Task brief >>
Check every line of the entries for "this", and copy the lines that hold it.

Information supplied >>

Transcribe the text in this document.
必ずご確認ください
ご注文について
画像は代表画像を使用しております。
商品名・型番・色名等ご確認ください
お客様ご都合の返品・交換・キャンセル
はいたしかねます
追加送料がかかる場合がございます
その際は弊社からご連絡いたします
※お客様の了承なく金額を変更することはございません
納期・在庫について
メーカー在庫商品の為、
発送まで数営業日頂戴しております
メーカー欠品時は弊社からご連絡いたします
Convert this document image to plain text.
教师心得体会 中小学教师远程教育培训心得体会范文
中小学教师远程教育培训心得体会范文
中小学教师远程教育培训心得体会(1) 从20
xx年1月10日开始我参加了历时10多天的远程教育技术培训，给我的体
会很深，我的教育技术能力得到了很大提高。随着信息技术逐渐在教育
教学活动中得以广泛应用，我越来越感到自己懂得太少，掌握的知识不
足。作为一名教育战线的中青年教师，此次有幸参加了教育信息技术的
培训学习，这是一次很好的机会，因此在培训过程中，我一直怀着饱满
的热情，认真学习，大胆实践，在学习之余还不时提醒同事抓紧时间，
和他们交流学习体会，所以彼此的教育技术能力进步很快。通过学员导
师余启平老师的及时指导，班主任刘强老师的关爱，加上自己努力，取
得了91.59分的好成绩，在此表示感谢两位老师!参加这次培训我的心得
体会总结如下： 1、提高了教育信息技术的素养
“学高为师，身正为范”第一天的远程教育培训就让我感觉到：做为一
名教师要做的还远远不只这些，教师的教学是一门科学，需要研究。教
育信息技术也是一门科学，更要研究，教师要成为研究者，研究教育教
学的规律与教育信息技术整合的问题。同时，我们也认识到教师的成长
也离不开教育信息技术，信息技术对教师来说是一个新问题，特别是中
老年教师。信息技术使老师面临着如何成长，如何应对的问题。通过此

Solution >>
Transcribe the text in this document.
Convert this document image to plain text.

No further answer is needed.